Wherever the word "MUSIC" turns up in a line of the entries, copy that line.

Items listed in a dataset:
------------------------------------------------------------

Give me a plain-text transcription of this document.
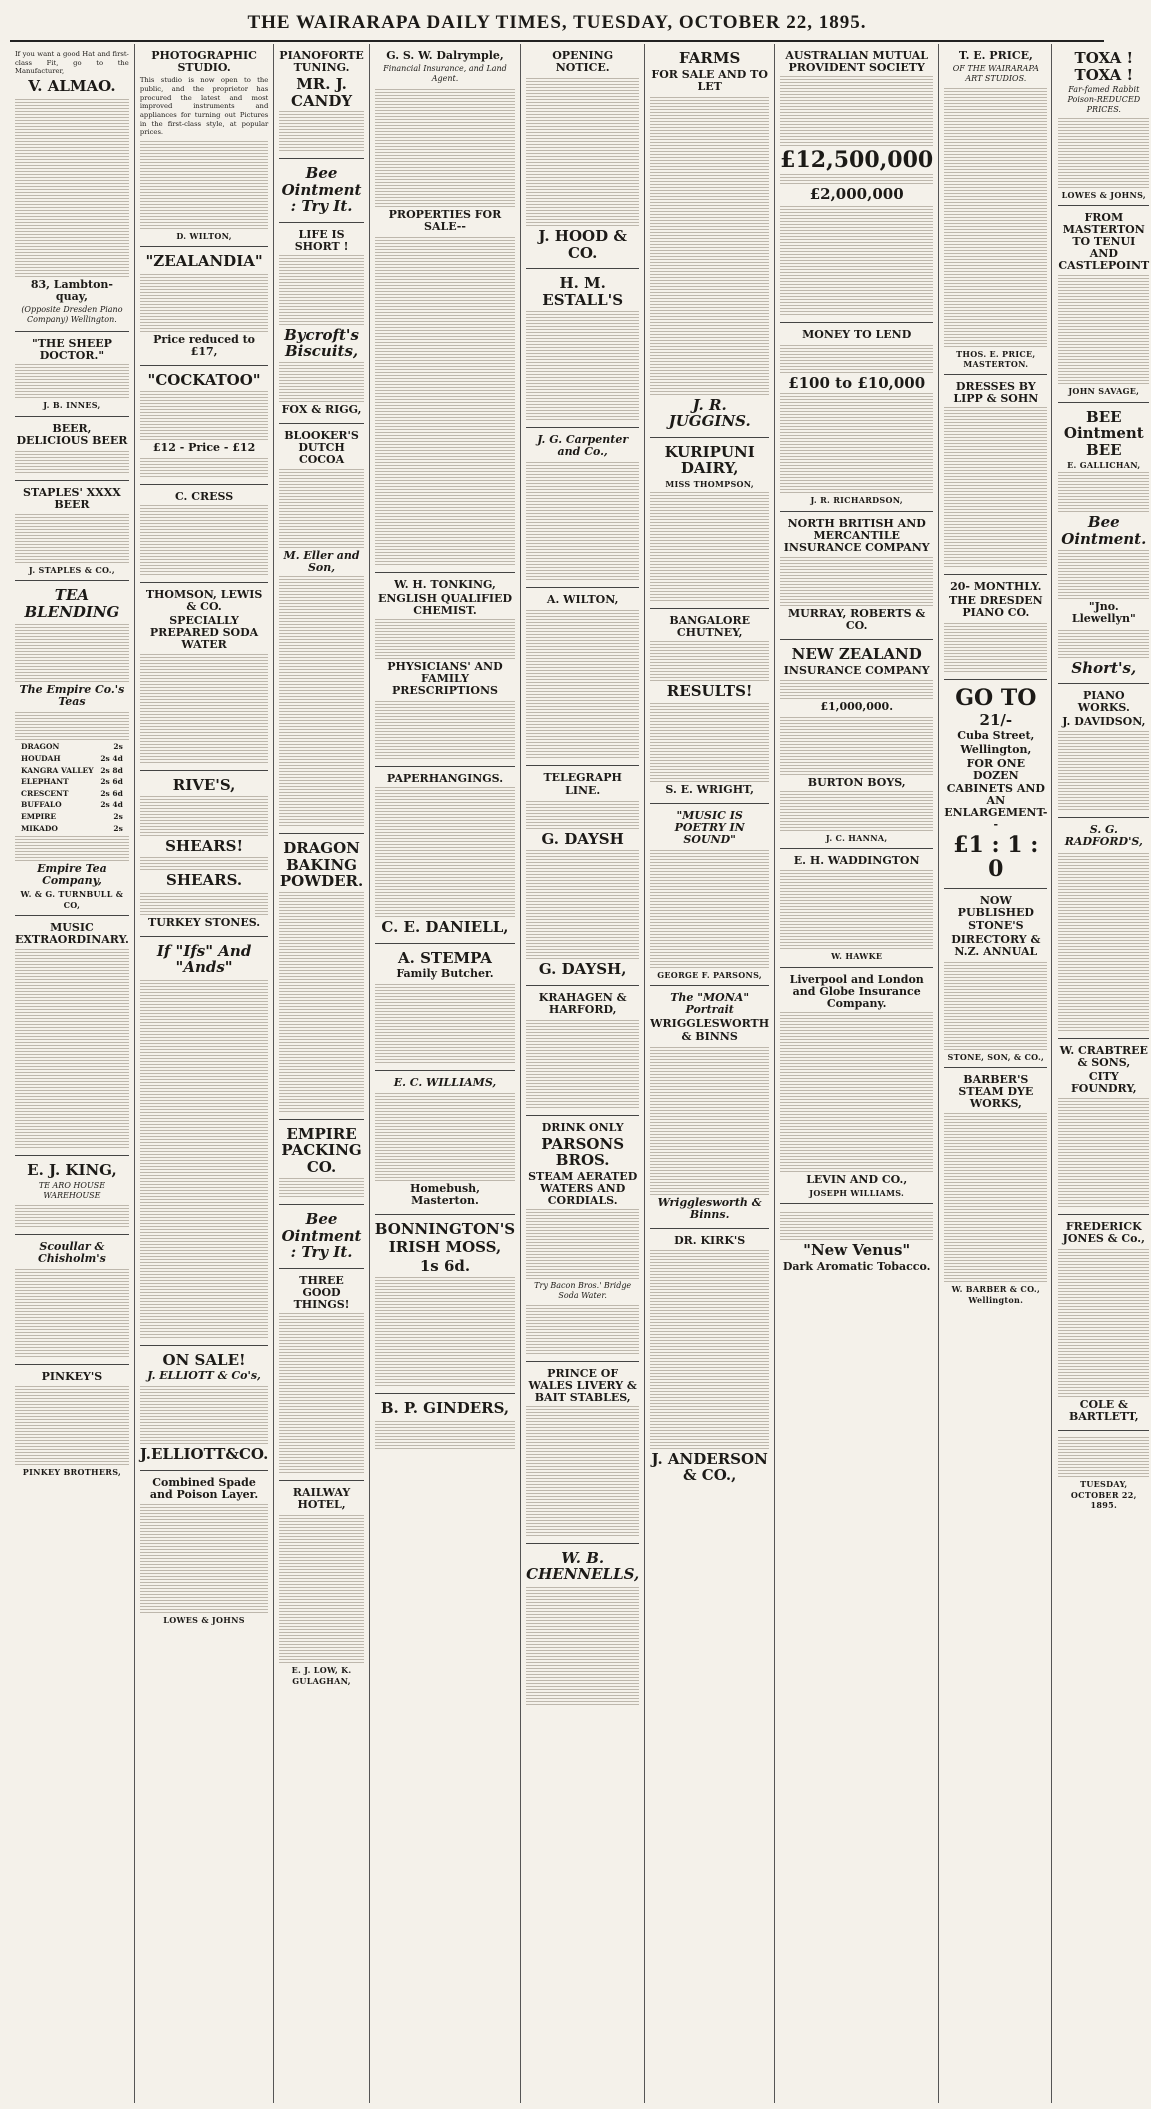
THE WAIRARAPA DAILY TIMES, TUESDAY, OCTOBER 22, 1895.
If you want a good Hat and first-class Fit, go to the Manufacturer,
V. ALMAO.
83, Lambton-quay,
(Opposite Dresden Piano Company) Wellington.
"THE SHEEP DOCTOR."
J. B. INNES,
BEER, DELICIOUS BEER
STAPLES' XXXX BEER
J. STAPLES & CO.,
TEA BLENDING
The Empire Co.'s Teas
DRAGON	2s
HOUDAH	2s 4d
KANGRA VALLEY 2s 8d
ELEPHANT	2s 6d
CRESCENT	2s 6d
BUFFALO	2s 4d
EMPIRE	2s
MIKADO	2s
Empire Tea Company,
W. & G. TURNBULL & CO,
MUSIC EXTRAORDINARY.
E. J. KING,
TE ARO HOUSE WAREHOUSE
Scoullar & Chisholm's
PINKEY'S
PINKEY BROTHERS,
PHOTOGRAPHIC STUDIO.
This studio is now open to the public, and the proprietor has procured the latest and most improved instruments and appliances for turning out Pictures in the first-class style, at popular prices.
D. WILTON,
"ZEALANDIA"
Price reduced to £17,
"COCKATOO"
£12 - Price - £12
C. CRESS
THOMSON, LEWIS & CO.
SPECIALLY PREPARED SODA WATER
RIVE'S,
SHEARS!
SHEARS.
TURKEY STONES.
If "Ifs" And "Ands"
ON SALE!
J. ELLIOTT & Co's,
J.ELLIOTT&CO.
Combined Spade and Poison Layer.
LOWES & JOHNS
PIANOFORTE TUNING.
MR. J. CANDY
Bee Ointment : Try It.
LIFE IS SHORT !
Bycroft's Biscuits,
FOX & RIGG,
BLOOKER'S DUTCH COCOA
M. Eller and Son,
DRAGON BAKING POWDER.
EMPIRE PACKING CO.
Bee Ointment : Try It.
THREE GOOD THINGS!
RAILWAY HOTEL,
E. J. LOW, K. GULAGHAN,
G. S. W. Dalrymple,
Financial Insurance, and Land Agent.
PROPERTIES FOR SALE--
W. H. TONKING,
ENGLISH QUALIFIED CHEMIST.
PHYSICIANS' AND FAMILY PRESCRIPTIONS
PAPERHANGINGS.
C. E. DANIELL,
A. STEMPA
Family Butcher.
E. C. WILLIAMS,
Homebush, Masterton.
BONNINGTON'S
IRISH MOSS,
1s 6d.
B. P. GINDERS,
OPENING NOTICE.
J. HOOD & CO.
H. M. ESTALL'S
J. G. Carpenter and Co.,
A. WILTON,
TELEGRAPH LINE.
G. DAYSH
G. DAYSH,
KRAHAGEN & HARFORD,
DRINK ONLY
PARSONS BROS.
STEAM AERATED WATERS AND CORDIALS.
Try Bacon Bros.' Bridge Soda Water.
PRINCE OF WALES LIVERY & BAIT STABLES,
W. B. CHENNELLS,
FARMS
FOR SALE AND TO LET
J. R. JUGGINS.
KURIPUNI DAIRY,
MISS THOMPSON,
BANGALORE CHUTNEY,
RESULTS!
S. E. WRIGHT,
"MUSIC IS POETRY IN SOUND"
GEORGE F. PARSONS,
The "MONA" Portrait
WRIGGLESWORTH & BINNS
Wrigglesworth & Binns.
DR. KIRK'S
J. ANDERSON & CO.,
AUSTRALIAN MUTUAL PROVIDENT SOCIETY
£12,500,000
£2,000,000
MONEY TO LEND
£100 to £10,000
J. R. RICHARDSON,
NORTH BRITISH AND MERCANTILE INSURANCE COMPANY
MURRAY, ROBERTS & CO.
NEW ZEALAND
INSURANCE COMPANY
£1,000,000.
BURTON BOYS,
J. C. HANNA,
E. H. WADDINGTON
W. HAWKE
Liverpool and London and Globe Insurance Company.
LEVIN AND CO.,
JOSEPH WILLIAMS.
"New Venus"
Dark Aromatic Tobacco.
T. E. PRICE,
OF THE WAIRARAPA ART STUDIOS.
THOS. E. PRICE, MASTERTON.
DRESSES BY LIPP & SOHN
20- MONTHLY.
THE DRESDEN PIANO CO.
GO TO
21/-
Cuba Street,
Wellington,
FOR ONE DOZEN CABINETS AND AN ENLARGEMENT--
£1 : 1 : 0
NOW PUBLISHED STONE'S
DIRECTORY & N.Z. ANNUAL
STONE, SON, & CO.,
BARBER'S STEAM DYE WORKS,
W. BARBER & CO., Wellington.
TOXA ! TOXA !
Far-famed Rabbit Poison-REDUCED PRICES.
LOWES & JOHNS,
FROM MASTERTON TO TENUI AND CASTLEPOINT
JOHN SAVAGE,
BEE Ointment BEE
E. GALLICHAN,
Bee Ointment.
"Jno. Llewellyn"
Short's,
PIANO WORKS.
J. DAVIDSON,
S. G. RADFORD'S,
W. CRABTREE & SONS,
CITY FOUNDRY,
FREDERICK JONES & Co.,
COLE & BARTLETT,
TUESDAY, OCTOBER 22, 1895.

------------------------------------------------------------

* RESULT BELOW
MUSIC EXTRAORDINARY.
"MUSIC IS POETRY IN SOUND"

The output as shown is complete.